▶ **Task directions**:
Because only the count matters, report how many lines in the material hold the string "ekteskap" and nothing more.

Records supplied Block Start

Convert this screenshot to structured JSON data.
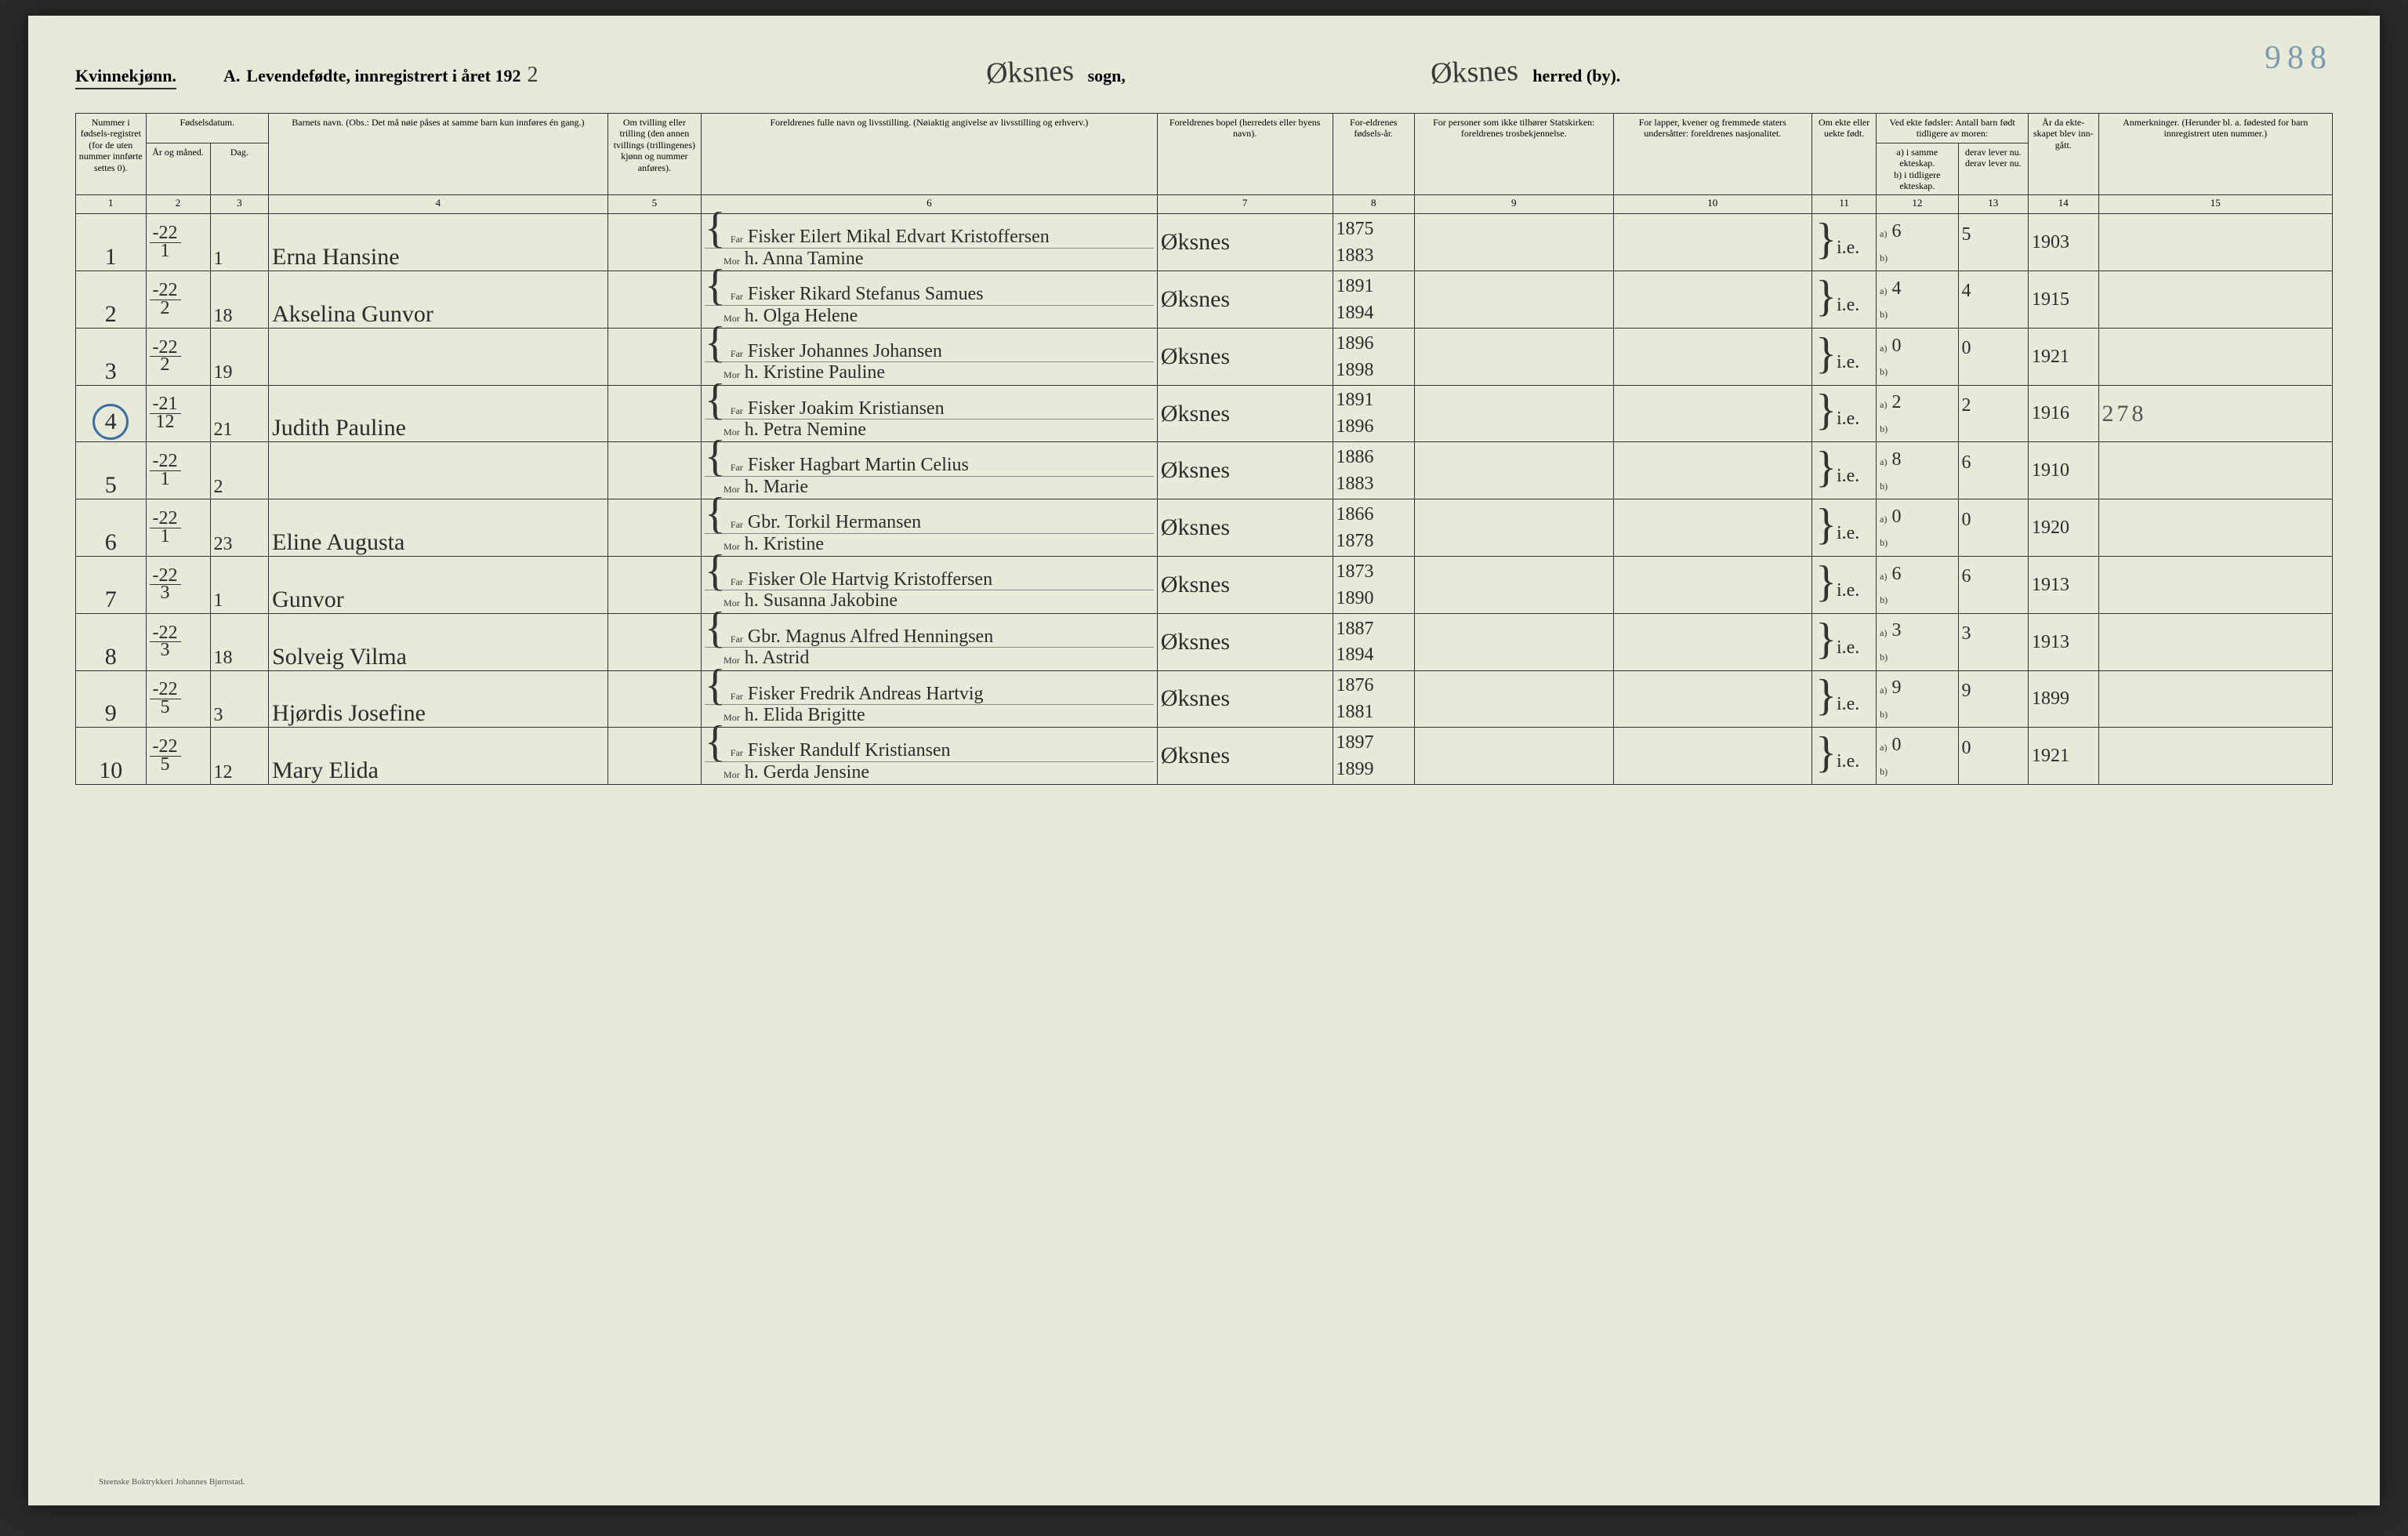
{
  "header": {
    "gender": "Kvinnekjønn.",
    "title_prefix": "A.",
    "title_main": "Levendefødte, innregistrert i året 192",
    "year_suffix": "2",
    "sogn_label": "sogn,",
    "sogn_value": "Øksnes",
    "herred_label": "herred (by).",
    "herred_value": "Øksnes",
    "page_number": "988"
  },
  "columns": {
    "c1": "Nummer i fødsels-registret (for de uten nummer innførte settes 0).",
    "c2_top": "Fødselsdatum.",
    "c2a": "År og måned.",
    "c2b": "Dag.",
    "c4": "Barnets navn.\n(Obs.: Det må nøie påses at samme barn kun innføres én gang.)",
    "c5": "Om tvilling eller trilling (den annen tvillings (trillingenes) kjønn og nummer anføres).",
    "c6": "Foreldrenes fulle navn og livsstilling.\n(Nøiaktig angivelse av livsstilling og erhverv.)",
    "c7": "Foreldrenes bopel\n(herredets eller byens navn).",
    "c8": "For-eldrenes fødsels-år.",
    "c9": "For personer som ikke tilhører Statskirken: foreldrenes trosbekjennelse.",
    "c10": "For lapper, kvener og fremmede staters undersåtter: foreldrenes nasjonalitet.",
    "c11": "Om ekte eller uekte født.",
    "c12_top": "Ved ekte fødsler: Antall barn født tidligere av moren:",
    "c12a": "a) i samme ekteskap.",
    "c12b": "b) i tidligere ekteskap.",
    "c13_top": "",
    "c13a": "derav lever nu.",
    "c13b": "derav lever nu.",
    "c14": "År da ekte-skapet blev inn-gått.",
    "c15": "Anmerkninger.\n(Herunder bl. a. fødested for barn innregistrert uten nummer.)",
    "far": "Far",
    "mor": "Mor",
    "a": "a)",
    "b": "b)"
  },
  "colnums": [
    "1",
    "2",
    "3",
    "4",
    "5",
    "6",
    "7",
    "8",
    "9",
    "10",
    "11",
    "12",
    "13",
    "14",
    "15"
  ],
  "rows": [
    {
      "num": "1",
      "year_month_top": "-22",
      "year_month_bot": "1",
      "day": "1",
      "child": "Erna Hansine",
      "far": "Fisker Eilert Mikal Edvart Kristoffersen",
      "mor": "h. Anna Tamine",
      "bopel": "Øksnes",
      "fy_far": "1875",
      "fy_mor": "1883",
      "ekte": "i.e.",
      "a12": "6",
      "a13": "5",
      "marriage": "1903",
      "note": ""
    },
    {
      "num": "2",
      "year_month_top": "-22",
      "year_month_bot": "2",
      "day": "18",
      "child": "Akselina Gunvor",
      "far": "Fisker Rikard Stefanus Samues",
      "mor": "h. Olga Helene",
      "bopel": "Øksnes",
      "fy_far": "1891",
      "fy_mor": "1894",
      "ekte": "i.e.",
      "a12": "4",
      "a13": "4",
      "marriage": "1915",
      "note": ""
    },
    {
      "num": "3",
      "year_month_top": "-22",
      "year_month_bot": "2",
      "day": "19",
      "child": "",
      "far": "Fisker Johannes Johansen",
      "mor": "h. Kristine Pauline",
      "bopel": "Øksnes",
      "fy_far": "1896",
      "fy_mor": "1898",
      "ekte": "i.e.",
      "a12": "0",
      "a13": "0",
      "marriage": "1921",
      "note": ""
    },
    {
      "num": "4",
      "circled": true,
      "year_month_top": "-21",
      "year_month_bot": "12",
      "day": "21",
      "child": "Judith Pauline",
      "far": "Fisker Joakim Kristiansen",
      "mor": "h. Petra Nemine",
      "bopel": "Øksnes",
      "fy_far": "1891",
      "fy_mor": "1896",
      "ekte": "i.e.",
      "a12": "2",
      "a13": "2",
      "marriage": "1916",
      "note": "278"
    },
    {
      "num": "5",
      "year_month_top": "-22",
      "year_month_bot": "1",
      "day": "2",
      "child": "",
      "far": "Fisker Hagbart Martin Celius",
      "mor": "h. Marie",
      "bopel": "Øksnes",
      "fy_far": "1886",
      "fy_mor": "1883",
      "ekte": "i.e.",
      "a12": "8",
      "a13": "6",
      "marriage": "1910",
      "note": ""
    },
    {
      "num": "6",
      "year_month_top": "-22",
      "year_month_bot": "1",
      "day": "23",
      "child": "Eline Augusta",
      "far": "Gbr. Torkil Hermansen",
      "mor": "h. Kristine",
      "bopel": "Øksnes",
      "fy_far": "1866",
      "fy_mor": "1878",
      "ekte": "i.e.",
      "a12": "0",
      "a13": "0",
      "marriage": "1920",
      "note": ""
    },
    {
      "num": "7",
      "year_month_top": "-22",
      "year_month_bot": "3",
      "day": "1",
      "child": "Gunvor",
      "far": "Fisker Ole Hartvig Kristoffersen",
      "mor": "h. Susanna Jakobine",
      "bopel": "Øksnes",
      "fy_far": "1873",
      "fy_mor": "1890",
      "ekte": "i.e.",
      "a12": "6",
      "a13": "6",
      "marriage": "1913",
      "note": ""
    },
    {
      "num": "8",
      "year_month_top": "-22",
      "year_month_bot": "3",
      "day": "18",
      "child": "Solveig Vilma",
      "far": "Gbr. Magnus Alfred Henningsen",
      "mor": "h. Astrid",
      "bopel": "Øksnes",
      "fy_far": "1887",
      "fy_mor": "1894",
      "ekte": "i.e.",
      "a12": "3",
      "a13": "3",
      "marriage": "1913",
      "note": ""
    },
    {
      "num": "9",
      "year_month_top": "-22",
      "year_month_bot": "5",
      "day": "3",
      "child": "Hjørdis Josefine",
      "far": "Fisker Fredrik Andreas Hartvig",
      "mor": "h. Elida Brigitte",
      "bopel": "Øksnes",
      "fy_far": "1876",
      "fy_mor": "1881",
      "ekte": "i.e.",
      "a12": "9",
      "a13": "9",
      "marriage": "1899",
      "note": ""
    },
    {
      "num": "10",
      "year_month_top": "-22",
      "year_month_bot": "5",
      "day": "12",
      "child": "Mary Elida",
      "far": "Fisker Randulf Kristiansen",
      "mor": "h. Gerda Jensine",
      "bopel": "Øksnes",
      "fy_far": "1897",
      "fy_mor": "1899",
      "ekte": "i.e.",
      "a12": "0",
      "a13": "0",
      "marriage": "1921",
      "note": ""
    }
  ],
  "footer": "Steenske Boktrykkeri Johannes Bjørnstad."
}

Records supplied Block End
Records supplied Block Start

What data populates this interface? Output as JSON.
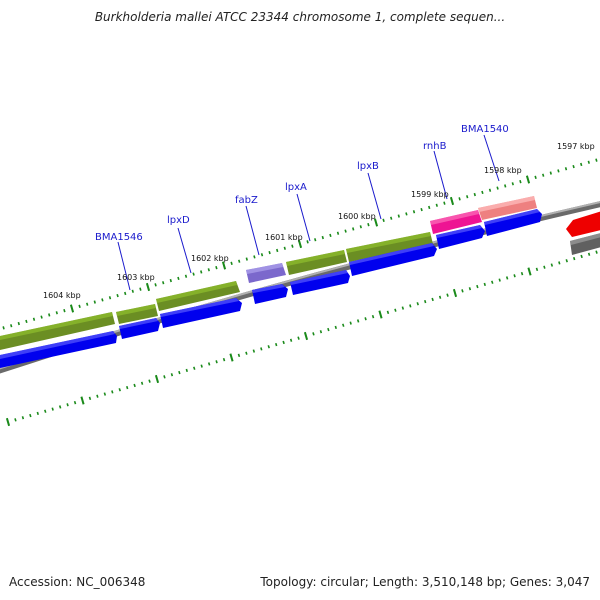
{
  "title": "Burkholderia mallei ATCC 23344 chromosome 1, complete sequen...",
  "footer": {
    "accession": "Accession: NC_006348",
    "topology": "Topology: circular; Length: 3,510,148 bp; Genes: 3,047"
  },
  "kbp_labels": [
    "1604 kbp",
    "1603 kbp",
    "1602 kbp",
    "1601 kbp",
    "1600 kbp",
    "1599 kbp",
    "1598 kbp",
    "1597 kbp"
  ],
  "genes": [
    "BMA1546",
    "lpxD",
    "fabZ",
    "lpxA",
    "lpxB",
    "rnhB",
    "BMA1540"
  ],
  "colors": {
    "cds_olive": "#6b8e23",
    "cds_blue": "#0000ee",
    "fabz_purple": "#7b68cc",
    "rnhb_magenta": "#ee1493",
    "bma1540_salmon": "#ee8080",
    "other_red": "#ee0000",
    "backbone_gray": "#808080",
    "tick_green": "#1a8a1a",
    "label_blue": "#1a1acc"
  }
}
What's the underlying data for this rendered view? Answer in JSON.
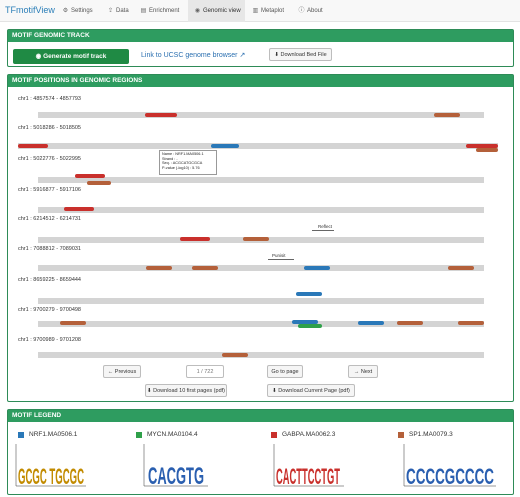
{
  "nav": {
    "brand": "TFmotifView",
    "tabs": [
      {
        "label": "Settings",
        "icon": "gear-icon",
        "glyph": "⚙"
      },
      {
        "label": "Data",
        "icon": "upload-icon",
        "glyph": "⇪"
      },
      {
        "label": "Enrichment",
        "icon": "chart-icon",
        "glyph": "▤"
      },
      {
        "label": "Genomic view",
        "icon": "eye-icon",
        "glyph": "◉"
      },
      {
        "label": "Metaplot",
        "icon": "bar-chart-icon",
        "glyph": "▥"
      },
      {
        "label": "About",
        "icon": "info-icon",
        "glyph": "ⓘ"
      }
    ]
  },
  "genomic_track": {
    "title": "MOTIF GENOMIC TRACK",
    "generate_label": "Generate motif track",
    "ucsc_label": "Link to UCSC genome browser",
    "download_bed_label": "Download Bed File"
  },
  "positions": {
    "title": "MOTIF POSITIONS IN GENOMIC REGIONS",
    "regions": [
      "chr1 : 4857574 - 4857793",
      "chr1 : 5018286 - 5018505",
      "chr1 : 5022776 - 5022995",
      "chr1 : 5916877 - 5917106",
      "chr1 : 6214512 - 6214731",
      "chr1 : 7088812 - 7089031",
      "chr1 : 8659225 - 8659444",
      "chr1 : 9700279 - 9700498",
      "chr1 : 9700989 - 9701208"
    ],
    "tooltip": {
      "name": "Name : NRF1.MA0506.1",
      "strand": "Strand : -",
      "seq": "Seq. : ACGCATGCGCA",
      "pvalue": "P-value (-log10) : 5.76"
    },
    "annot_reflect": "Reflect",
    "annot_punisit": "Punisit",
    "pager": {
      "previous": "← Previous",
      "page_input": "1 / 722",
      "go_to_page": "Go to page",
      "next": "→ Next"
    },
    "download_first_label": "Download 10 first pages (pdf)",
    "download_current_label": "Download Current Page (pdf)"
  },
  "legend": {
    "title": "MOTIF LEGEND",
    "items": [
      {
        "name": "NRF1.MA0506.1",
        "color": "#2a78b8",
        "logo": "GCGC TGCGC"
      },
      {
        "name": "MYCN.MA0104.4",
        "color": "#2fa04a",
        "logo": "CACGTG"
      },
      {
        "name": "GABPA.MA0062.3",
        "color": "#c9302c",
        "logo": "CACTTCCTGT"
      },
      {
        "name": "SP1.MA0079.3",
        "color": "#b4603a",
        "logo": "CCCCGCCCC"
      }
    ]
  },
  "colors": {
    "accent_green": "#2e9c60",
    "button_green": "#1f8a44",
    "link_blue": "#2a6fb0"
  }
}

Records supplied Block End
Records supplied Block Start

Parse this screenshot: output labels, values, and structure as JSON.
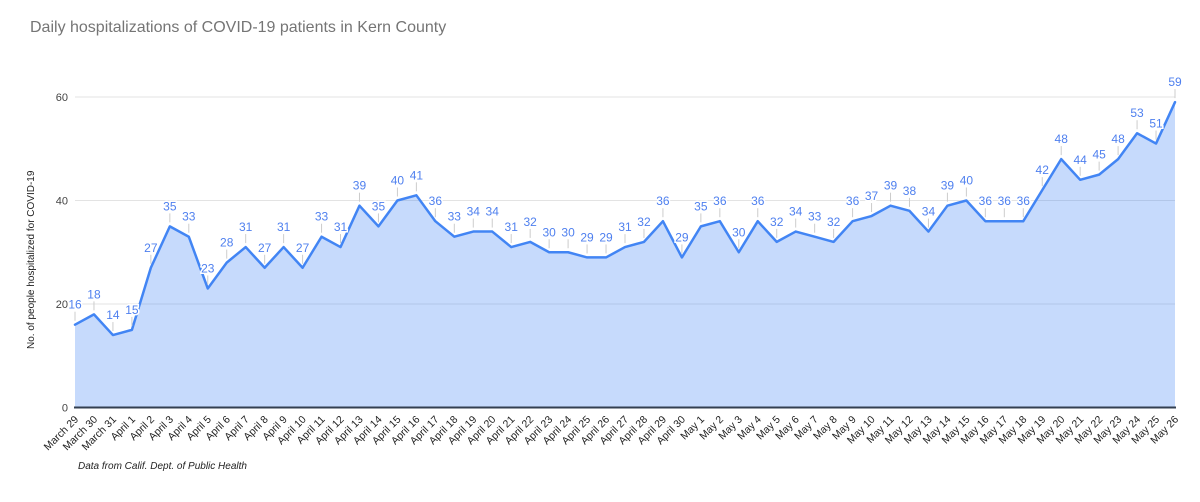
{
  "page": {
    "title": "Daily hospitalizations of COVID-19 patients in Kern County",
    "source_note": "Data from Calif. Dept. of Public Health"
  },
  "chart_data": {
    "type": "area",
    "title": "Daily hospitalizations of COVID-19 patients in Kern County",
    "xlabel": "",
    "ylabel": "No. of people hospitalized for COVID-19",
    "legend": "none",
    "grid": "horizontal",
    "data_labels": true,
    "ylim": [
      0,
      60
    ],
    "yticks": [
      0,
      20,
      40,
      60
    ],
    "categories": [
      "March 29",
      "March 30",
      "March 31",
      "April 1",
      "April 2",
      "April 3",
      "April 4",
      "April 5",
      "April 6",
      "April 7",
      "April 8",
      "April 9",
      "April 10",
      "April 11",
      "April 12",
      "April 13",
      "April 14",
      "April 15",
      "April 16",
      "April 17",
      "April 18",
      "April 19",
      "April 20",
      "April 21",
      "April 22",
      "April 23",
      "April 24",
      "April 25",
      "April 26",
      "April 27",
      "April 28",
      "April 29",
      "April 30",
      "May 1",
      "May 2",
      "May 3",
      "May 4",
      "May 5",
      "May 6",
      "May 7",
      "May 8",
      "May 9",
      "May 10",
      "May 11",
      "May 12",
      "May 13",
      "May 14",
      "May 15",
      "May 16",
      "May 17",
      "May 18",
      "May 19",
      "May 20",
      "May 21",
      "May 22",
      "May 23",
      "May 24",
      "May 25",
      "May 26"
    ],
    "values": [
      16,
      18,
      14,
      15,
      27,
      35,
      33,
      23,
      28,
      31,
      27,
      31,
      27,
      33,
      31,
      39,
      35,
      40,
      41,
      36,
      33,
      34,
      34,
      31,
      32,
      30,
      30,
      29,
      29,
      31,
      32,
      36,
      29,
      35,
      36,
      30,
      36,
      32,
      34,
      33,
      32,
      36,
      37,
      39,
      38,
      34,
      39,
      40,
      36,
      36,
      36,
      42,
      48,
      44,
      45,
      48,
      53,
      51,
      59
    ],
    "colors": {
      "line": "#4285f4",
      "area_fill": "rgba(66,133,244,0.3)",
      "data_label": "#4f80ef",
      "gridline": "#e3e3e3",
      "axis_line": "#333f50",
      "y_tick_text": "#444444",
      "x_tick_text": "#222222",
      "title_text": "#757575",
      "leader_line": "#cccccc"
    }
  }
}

Records supplied Block End

▶ **Response to this exercise**:
2